### Objective
Repeat, exactly and completely, the entries shown underneath.

### Extracted material

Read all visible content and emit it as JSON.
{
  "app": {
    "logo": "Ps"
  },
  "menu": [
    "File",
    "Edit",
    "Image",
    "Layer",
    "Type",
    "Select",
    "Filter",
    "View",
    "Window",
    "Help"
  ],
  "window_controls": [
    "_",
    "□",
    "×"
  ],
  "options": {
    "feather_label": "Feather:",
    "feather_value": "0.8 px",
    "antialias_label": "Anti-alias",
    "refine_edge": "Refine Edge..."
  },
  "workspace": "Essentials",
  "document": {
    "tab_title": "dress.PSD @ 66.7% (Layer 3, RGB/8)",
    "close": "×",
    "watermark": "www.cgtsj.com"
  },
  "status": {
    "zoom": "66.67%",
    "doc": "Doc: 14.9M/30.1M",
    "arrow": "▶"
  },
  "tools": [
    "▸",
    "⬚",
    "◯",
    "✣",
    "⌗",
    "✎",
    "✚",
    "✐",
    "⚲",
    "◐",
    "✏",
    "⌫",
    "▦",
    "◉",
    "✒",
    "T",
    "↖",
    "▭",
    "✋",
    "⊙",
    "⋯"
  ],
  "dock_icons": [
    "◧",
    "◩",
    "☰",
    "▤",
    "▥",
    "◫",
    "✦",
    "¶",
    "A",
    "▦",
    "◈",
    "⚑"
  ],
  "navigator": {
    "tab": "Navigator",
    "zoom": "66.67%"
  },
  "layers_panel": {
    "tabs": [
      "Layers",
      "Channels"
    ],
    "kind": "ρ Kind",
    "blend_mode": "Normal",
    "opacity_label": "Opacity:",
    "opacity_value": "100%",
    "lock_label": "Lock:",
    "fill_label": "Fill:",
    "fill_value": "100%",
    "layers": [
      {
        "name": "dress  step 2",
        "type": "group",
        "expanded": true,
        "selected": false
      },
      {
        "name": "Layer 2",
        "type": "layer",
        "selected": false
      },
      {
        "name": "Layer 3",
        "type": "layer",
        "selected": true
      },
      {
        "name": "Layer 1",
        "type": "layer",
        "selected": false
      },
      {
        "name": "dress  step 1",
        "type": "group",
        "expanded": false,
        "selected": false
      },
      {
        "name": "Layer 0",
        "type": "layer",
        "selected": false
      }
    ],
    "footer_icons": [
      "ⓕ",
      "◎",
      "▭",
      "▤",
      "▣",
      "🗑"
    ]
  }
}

### Exercise response
Read all visible content and emit it as JSON.
{
  "app": {
    "logo": "Ps"
  },
  "menu": [
    "File",
    "Edit",
    "Image",
    "Layer",
    "Type",
    "Select",
    "Filter",
    "View",
    "Window",
    "Help"
  ],
  "window_controls": [
    "_",
    "□",
    "×"
  ],
  "options": {
    "feather_label": "Feather:",
    "feather_value": "0.8 px",
    "antialias_label": "Anti-alias",
    "refine_edge": "Refine Edge..."
  },
  "workspace": "Essentials",
  "document": {
    "tab_title": "dress.PSD @ 66.7% (Layer 3, RGB/8)",
    "close": "×",
    "watermark": "www.cgtsj.com"
  },
  "status": {
    "zoom": "66.67%",
    "doc": "Doc: 14.9M/30.1M",
    "arrow": "▶"
  },
  "tools": [
    "▸",
    "⬚",
    "◯",
    "✣",
    "⌗",
    "✎",
    "✚",
    "✐",
    "⚲",
    "◐",
    "✏",
    "⌫",
    "▦",
    "◉",
    "✒",
    "T",
    "↖",
    "▭",
    "✋",
    "⊙",
    "⋯"
  ],
  "dock_icons": [
    "◧",
    "◩",
    "☰",
    "▤",
    "▥",
    "◫",
    "✦",
    "¶",
    "A",
    "▦",
    "◈",
    "⚑"
  ],
  "navigator": {
    "tab": "Navigator",
    "zoom": "66.67%"
  },
  "layers_panel": {
    "tabs": [
      "Layers",
      "Channels"
    ],
    "kind": "ρ Kind",
    "blend_mode": "Normal",
    "opacity_label": "Opacity:",
    "opacity_value": "100%",
    "lock_label": "Lock:",
    "fill_label": "Fill:",
    "fill_value": "100%",
    "layers": [
      {
        "name": "dress  step 2",
        "type": "group",
        "expanded": true,
        "selected": false
      },
      {
        "name": "Layer 2",
        "type": "layer",
        "selected": false
      },
      {
        "name": "Layer 3",
        "type": "layer",
        "selected": true
      },
      {
        "name": "Layer 1",
        "type": "layer",
        "selected": false
      },
      {
        "name": "dress  step 1",
        "type": "group",
        "expanded": false,
        "selected": false
      },
      {
        "name": "Layer 0",
        "type": "layer",
        "selected": false
      }
    ],
    "footer_icons": [
      "ⓕ",
      "◎",
      "▭",
      "▤",
      "▣",
      "🗑"
    ]
  }
}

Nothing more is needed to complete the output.